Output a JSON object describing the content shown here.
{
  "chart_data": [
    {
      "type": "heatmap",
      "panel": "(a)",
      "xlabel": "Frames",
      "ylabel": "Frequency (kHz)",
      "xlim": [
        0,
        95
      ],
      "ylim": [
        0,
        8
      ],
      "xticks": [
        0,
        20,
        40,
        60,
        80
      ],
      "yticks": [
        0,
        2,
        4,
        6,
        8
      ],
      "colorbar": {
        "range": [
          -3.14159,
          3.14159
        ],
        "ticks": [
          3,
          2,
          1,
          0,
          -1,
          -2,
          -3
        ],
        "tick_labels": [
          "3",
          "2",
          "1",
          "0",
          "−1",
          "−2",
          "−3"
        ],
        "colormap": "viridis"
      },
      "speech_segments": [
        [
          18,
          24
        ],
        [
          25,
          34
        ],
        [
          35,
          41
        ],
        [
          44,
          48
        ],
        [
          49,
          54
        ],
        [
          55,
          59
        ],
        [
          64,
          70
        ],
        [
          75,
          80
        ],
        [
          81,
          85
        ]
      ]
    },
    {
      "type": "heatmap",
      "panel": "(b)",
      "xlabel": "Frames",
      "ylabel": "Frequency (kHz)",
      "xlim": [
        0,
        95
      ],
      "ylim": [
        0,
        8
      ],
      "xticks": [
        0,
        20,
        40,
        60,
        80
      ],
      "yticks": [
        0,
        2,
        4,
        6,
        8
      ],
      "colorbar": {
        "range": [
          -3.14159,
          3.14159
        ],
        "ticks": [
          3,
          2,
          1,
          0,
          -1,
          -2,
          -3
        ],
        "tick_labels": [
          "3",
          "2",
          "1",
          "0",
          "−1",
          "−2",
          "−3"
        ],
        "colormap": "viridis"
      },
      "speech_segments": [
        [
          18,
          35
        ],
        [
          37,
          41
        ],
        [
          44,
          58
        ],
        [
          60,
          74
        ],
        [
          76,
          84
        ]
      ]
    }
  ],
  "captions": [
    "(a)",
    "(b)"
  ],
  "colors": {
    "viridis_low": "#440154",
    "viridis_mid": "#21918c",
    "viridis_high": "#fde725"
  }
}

****************

TASK STATEMENT.
Set down the listing in full, keeping every word exactly as it is.

SOLVED EXERCISE.
Output a JSON object describing the content shown here.
{
  "chart_data": [
    {
      "type": "heatmap",
      "panel": "(a)",
      "xlabel": "Frames",
      "ylabel": "Frequency (kHz)",
      "xlim": [
        0,
        95
      ],
      "ylim": [
        0,
        8
      ],
      "xticks": [
        0,
        20,
        40,
        60,
        80
      ],
      "yticks": [
        0,
        2,
        4,
        6,
        8
      ],
      "colorbar": {
        "range": [
          -3.14159,
          3.14159
        ],
        "ticks": [
          3,
          2,
          1,
          0,
          -1,
          -2,
          -3
        ],
        "tick_labels": [
          "3",
          "2",
          "1",
          "0",
          "−1",
          "−2",
          "−3"
        ],
        "colormap": "viridis"
      },
      "speech_segments": [
        [
          18,
          24
        ],
        [
          25,
          34
        ],
        [
          35,
          41
        ],
        [
          44,
          48
        ],
        [
          49,
          54
        ],
        [
          55,
          59
        ],
        [
          64,
          70
        ],
        [
          75,
          80
        ],
        [
          81,
          85
        ]
      ]
    },
    {
      "type": "heatmap",
      "panel": "(b)",
      "xlabel": "Frames",
      "ylabel": "Frequency (kHz)",
      "xlim": [
        0,
        95
      ],
      "ylim": [
        0,
        8
      ],
      "xticks": [
        0,
        20,
        40,
        60,
        80
      ],
      "yticks": [
        0,
        2,
        4,
        6,
        8
      ],
      "colorbar": {
        "range": [
          -3.14159,
          3.14159
        ],
        "ticks": [
          3,
          2,
          1,
          0,
          -1,
          -2,
          -3
        ],
        "tick_labels": [
          "3",
          "2",
          "1",
          "0",
          "−1",
          "−2",
          "−3"
        ],
        "colormap": "viridis"
      },
      "speech_segments": [
        [
          18,
          35
        ],
        [
          37,
          41
        ],
        [
          44,
          58
        ],
        [
          60,
          74
        ],
        [
          76,
          84
        ]
      ]
    }
  ],
  "captions": [
    "(a)",
    "(b)"
  ],
  "colors": {
    "viridis_low": "#440154",
    "viridis_mid": "#21918c",
    "viridis_high": "#fde725"
  }
}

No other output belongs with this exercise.